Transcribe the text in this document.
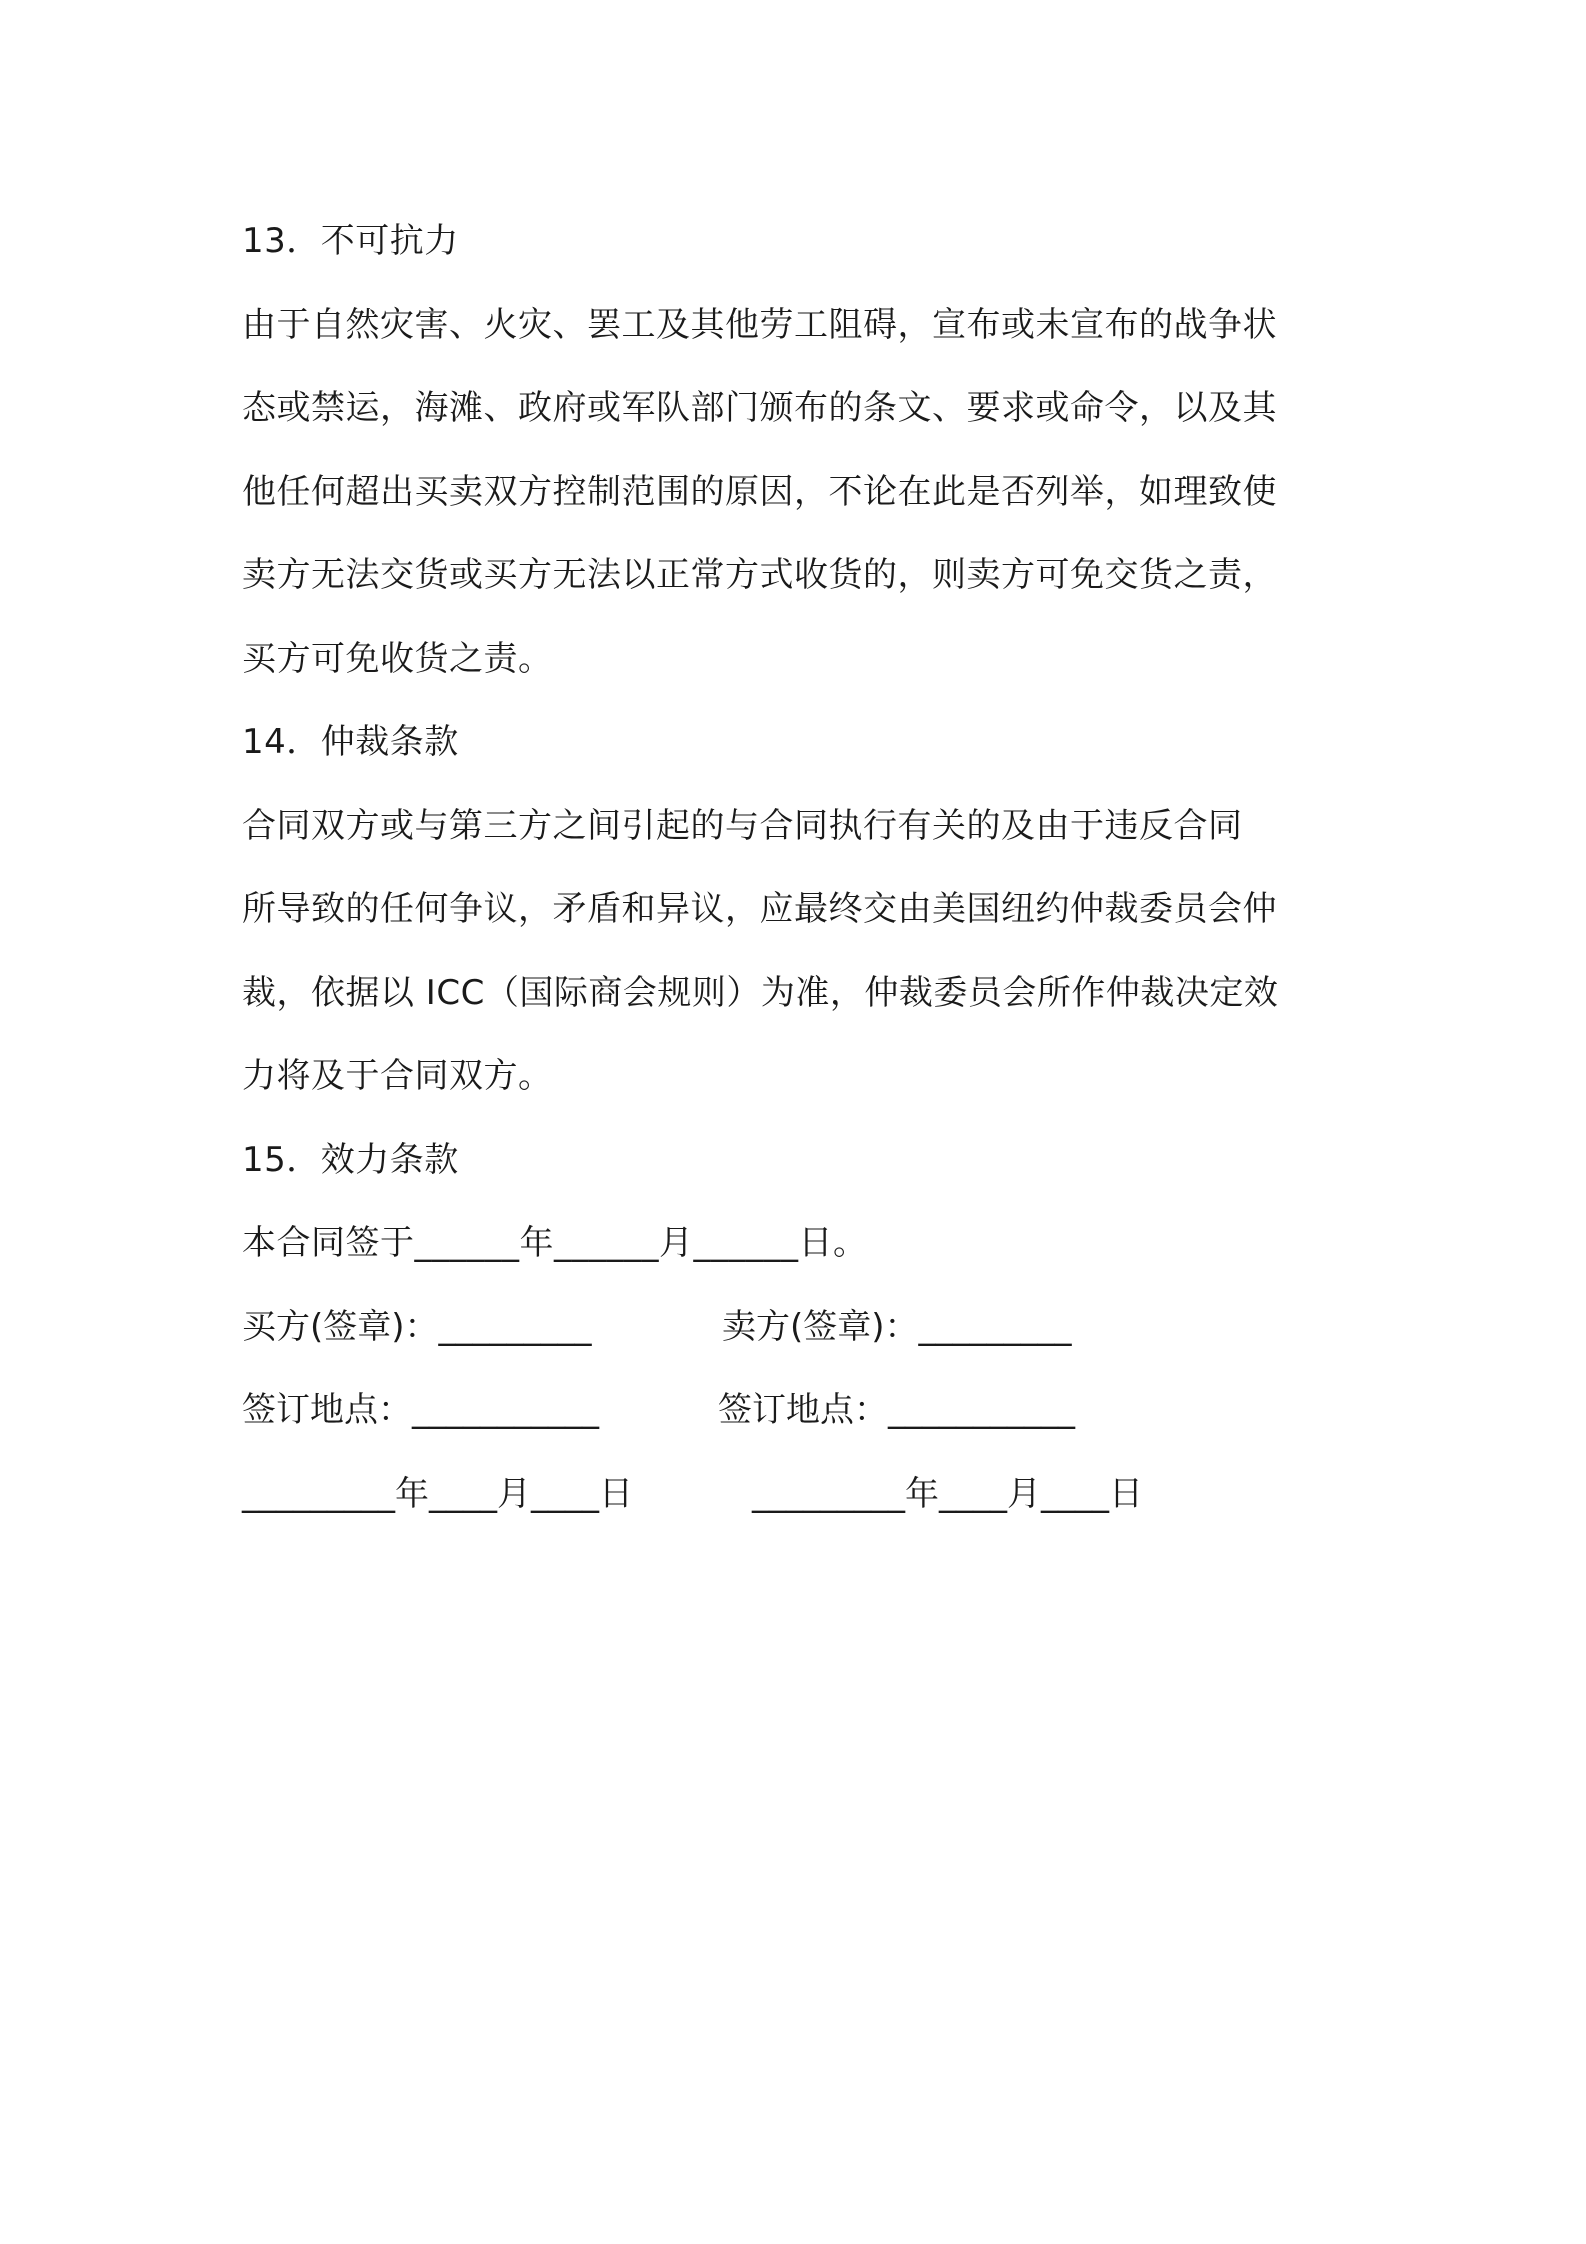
13．不可抗力
由于自然灾害、火灾、罢工及其他劳工阻碍，宣布或未宣布的战争状
态或禁运，海滩、政府或军队部门颁布的条文、要求或命令，以及其
他任何超出买卖双方控制范围的原因，不论在此是否列举，如理致使
卖方无法交货或买方无法以正常方式收货的，则卖方可免交货之责，
买方可免收货之责。
14．仲裁条款
合同双方或与第三方之间引起的与合同执行有关的及由于违反合同
所导致的任何争议，矛盾和异议，应最终交由美国纽约仲裁委员会仲
裁，依据以 ICC（国际商会规则）为准，仲裁委员会所作仲裁决定效
力将及于合同双方。
15．效力条款
本合同签于______年______月______日。
买方(签章)：_________	卖方(签章)：_________
签订地点：___________	签订地点：___________
_________年____月____日	_________年____月____日
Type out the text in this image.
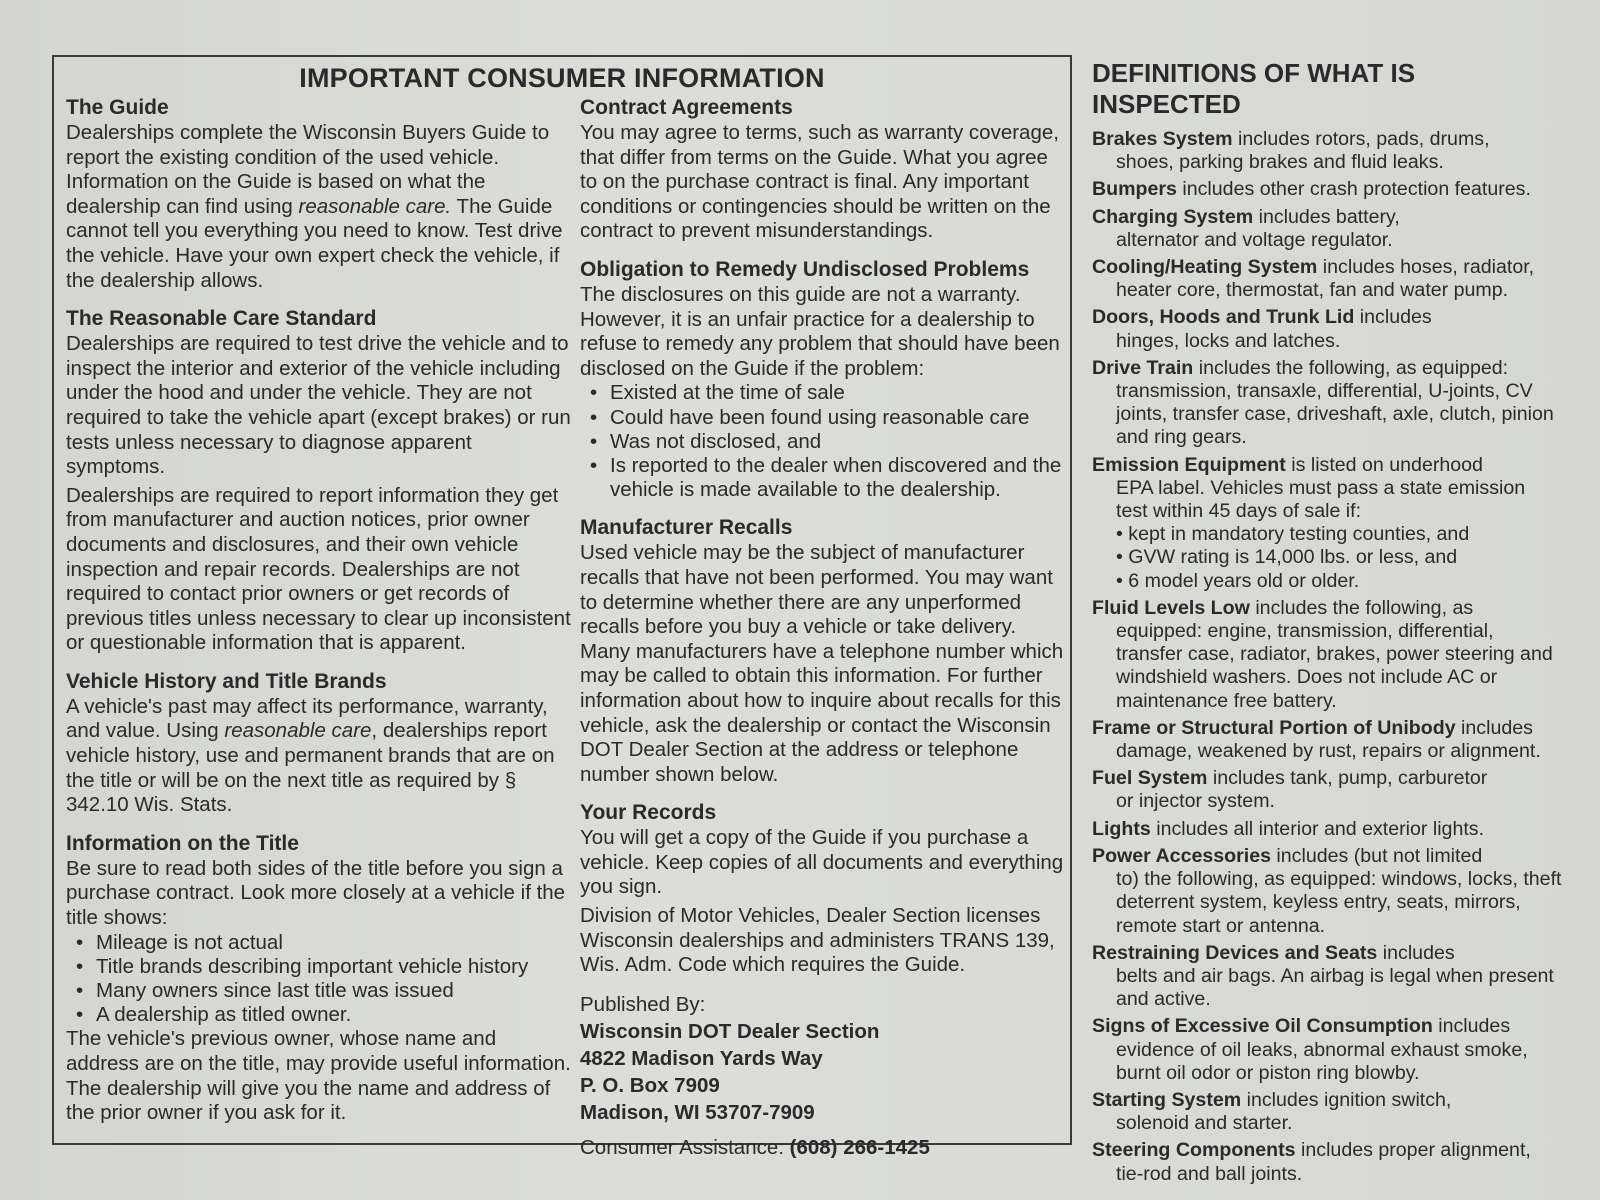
IMPORTANT CONSUMER INFORMATION
The Guide

Dealerships complete the Wisconsin Buyers Guide to report the existing condition of the used vehicle. Information on the Guide is based on what the dealership can find using reasonable care. The Guide cannot tell you everything you need to know. Test drive the vehicle. Have your own expert check the vehicle, if the dealership allows.

The Reasonable Care Standard

Dealerships are required to test drive the vehicle and to inspect the interior and exterior of the vehicle including under the hood and under the vehicle. They are not required to take the vehicle apart (except brakes) or run tests unless necessary to diagnose apparent symptoms.

Dealerships are required to report information they get from manufacturer and auction notices, prior owner documents and disclosures, and their own vehicle inspection and repair records. Dealerships are not required to contact prior owners or get records of previous titles unless necessary to clear up inconsistent or questionable information that is apparent.

Vehicle History and Title Brands

A vehicle's past may affect its performance, warranty, and value. Using reasonable care, dealerships report vehicle history, use and permanent brands that are on the title or will be on the next title as required by § 342.10 Wis. Stats.

Information on the Title

Be sure to read both sides of the title before you sign a purchase contract. Look more closely at a vehicle if the title shows:

• Mileage is not actual
• Title brands describing important vehicle history
• Many owners since last title was issued
• A dealership as titled owner.

The vehicle's previous owner, whose name and address are on the title, may provide useful information. The dealership will give you the name and address of the prior owner if you ask for it.

Contract Agreements

You may agree to terms, such as warranty coverage, that differ from terms on the Guide. What you agree to on the purchase contract is final. Any important conditions or contingencies should be written on the contract to prevent misunderstandings.

Obligation to Remedy Undisclosed Problems

The disclosures on this guide are not a warranty. However, it is an unfair practice for a dealership to refuse to remedy any problem that should have been disclosed on the Guide if the problem:

• Existed at the time of sale
• Could have been found using reasonable care
• Was not disclosed, and
• Is reported to the dealer when discovered and the vehicle is made available to the dealership.
Manufacturer Recalls

Used vehicle may be the subject of manufacturer recalls that have not been performed. You may want to determine whether there are any unperformed recalls before you buy a vehicle or take delivery. Many manufacturers have a telephone number which may be called to obtain this information. For further information about how to inquire about recalls for this vehicle, ask the dealership or contact the Wisconsin DOT Dealer Section at the address or telephone number shown below.

Your Records

You will get a copy of the Guide if you purchase a vehicle. Keep copies of all documents and everything you sign.

Division of Motor Vehicles, Dealer Section licenses Wisconsin dealerships and administers TRANS 139, Wis. Adm. Code which requires the Guide.

Published By:
Wisconsin DOT Dealer Section
4822 Madison Yards Way
P. O. Box 7909
Madison, WI 53707-7909
Consumer Assistance: (608) 266-1425
DEFINITIONS OF WHAT IS INSPECTED
Brakes System includes rotors, pads, drums,
shoes, parking brakes and fluid leaks.
Bumpers includes other crash protection features.
Charging System includes battery,
alternator and voltage regulator.
Cooling/Heating System includes hoses, radiator,
heater core, thermostat, fan and water pump.
Doors, Hoods and Trunk Lid includes
hinges, locks and latches.
Drive Train includes the following, as equipped:
transmission, transaxle, differential, U-joints, CV joints, transfer case, driveshaft, axle, clutch, pinion and ring gears.
Emission Equipment is listed on underhood
EPA label. Vehicles must pass a state emission test within 45 days of sale if:
• kept in mandatory testing counties, and
• GVW rating is 14,000 lbs. or less, and
• 6 model years old or older.
Fluid Levels Low includes the following, as
equipped: engine, transmission, differential, transfer case, radiator, brakes, power steering and windshield washers. Does not include AC or maintenance free battery.
Frame or Structural Portion of Unibody includes
damage, weakened by rust, repairs or alignment.
Fuel System includes tank, pump, carburetor
or injector system.
Lights includes all interior and exterior lights.
Power Accessories includes (but not limited
to) the following, as equipped: windows, locks, theft deterrent system, keyless entry, seats, mirrors, remote start or antenna.
Restraining Devices and Seats includes
belts and air bags. An airbag is legal when present and active.
Signs of Excessive Oil Consumption includes
evidence of oil leaks, abnormal exhaust smoke, burnt oil odor or piston ring blowby.
Starting System includes ignition switch,
solenoid and starter.
Steering Components includes proper alignment,
tie-rod and ball joints.
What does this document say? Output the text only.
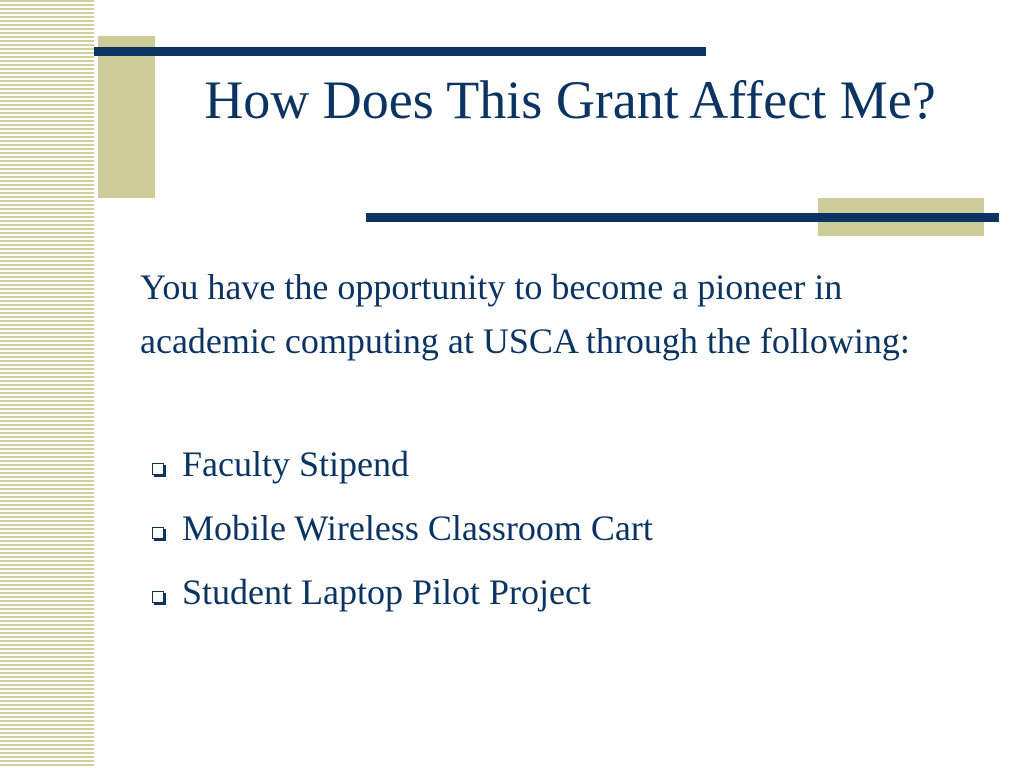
How Does This Grant Affect Me?

You have the opportunity to become a pioneer in academic computing at USCA through the following:

Faculty Stipend
Mobile Wireless Classroom Cart
Student Laptop Pilot Project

**Requirements:**
Please leave out the pictures while you copy exactly the lines from the one containing "What does this" through the end of the records.

**Correct response:**
What does this document say? Output the text only.
How Does This Grant Affect Me?

You have the opportunity to become a pioneer in academic computing at USCA through the following:

Faculty Stipend
Mobile Wireless Classroom Cart
Student Laptop Pilot Project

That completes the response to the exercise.